## Stated task
Include in the output the line containing "OCR this image." and each subsequent line of the records, through the end, transcribed exactly. Add nothing else.

## Collected data

:::::

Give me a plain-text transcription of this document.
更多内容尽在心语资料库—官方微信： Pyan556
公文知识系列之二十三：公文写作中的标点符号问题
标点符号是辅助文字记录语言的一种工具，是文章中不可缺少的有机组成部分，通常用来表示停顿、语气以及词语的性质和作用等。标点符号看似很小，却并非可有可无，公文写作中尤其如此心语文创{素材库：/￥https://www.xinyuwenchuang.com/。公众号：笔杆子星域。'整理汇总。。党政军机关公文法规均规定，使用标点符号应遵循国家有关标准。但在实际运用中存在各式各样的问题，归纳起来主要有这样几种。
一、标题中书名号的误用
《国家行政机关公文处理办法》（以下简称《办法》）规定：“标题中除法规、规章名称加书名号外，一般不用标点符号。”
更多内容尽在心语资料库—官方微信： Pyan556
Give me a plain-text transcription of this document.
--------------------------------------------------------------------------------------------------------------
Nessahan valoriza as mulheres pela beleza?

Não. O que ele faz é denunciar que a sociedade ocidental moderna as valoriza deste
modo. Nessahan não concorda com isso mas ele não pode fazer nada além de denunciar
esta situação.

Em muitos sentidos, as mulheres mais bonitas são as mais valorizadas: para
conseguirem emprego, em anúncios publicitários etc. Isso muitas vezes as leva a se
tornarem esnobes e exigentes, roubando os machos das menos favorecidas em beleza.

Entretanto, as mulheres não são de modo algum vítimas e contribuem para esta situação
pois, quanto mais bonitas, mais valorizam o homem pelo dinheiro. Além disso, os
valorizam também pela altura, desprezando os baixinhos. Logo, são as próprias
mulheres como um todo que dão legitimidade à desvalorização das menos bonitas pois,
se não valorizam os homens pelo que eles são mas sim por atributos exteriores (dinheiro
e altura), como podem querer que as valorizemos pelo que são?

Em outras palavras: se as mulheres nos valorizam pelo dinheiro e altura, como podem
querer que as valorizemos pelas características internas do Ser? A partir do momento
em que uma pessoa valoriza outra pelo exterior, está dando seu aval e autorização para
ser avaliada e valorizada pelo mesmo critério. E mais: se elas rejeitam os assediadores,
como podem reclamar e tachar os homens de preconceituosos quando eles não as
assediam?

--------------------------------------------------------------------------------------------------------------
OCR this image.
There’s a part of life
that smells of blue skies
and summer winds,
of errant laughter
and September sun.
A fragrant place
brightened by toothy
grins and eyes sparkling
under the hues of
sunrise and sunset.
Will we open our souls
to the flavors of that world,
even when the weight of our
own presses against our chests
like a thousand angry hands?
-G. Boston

:::::

## Written response
OCR this image.
There’s a part of life
that smells of blue skies
and summer winds,
of errant laughter
and September sun.
A fragrant place
brightened by toothy
grins and eyes sparkling
under the hues of
sunrise and sunset.
Will we open our souls
to the flavors of that world,
even when the weight of our
own presses against our chests
like a thousand angry hands?
-G. Boston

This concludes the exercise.